Written request: Please copy the rows below word for word. Begin at the line that has "route-tile[interactable]: S10-11 MV10-9" and stop after the line that has "tile-destination-label: MV10-9 xyxy=(471,189,529,207)".

Rows showing where elements appear:
▬▬▬▬▬▬▬▬▬▬
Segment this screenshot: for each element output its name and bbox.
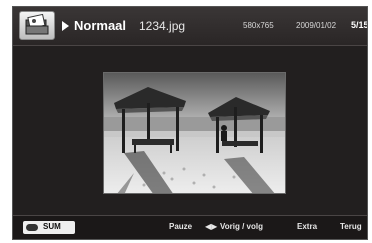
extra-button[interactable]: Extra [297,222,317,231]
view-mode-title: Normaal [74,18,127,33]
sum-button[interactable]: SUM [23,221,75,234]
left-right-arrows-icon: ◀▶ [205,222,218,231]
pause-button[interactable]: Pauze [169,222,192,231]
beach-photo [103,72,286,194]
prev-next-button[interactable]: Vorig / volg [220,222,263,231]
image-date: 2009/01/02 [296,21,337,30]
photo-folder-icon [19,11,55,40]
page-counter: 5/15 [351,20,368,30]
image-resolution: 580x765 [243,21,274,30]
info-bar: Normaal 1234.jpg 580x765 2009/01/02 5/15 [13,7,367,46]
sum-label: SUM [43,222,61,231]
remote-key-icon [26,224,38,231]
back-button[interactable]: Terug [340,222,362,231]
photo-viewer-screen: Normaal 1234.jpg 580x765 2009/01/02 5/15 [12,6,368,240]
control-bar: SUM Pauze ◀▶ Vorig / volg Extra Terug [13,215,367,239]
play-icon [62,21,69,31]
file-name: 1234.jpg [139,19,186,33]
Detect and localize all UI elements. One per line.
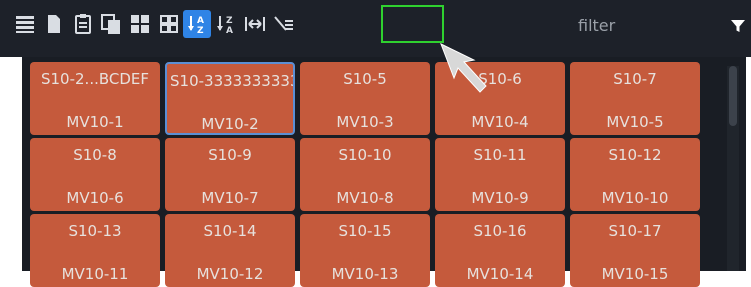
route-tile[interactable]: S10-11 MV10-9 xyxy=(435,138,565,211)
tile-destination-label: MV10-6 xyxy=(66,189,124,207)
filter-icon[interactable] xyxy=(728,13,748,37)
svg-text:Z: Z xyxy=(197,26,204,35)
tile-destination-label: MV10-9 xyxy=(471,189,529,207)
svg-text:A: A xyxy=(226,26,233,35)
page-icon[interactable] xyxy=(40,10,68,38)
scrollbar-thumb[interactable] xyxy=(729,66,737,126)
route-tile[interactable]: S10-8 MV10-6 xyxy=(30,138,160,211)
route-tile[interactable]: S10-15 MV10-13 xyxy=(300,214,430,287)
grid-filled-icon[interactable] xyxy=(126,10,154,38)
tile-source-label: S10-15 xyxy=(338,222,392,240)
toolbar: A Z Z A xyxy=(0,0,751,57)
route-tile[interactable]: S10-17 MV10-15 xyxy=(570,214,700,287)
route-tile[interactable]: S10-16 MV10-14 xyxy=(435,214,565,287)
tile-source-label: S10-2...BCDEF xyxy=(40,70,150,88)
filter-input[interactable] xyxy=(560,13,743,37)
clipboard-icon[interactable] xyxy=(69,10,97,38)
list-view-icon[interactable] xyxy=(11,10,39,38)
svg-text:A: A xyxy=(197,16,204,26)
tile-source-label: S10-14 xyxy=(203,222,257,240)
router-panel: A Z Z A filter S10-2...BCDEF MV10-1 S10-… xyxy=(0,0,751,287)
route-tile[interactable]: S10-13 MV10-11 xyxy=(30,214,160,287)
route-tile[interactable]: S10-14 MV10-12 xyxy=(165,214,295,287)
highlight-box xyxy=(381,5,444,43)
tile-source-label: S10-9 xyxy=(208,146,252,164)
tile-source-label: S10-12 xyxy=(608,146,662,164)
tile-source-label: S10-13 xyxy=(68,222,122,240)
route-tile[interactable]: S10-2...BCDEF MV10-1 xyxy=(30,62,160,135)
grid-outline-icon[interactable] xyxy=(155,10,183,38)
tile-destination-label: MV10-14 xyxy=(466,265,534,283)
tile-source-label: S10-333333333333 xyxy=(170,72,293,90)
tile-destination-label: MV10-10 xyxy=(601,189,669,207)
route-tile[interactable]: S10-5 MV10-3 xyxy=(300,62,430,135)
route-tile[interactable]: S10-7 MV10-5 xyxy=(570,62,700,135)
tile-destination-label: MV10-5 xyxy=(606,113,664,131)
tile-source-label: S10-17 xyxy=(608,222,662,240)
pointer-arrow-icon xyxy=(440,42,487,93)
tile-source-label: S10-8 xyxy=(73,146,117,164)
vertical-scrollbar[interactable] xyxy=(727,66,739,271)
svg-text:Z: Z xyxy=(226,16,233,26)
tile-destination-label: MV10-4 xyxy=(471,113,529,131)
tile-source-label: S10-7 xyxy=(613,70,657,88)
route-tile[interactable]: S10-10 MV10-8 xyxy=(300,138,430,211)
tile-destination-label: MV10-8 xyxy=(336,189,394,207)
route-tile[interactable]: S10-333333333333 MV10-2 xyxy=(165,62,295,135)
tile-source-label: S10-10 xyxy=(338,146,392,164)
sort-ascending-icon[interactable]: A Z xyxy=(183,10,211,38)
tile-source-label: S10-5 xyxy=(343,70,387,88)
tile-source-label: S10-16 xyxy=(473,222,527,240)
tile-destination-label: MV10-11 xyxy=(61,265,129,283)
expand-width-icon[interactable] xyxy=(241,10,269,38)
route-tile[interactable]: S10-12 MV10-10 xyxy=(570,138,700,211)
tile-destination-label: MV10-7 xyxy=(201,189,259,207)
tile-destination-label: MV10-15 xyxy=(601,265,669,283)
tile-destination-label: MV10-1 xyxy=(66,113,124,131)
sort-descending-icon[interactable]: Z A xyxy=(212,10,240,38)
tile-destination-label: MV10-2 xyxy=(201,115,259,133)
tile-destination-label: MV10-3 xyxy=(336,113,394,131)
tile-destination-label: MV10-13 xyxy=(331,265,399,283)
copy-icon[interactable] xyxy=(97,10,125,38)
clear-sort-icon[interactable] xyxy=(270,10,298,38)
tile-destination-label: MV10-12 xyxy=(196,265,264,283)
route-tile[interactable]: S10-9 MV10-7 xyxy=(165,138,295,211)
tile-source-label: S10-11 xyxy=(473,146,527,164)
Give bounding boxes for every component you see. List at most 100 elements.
▬▬▬▬▬▬▬▬▬▬
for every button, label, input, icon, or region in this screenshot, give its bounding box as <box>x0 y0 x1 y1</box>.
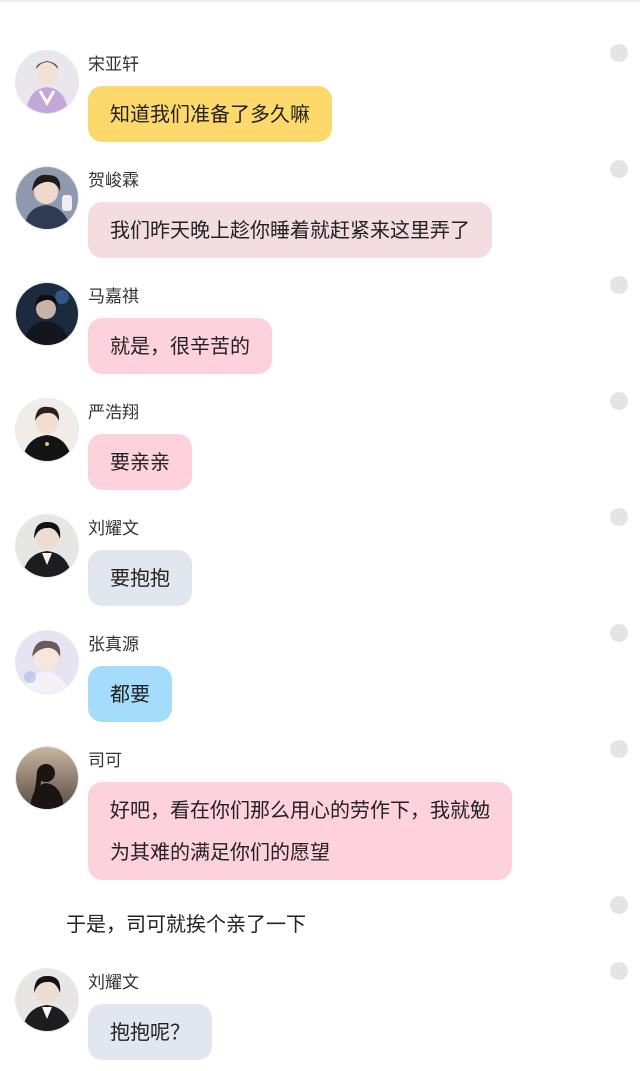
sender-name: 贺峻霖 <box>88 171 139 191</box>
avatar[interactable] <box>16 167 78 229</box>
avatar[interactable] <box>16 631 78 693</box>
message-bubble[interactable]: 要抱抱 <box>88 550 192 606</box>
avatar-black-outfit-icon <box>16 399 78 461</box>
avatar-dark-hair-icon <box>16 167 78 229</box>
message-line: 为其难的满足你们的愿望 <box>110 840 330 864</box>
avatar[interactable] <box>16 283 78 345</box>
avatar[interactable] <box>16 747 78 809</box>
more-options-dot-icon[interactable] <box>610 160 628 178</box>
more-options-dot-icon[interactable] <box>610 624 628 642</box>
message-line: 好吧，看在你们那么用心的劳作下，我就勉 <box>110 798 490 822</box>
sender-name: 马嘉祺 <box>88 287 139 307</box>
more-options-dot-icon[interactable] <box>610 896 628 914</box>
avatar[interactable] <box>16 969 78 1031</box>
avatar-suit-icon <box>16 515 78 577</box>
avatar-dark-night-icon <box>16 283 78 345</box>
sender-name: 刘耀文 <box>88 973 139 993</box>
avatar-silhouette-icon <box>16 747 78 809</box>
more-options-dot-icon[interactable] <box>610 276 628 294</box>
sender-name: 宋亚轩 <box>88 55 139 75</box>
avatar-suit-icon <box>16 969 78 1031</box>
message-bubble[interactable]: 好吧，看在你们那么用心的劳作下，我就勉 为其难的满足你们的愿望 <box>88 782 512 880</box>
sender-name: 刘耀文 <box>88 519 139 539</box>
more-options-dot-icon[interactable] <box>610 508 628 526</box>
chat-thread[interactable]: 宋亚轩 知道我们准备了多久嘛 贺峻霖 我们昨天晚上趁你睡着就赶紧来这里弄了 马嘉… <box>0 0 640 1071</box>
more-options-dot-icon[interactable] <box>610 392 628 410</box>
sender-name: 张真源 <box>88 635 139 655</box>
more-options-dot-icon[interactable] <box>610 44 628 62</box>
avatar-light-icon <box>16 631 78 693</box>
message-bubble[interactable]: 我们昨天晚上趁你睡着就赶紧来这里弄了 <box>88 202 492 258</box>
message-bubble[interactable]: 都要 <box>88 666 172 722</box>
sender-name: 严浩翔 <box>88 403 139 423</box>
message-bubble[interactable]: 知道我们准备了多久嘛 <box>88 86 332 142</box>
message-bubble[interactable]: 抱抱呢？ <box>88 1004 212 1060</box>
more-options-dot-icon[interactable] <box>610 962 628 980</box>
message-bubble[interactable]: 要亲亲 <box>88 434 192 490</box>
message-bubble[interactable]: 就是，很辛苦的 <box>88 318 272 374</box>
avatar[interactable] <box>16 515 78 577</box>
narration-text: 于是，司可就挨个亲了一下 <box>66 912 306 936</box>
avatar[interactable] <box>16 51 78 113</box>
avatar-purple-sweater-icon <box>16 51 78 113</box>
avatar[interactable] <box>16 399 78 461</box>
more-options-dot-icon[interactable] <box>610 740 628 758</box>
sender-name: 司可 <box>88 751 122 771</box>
▬▬▬▬▬▬▬▬▬▬
Response to this exercise:
route-tile[interactable]: S10-11 MV10-9 xyxy=(435,138,565,211)
tile-destination-label: MV10-6 xyxy=(66,189,124,207)
filter-icon[interactable] xyxy=(728,13,748,37)
svg-text:Z: Z xyxy=(197,26,204,35)
tile-destination-label: MV10-9 xyxy=(471,189,529,207)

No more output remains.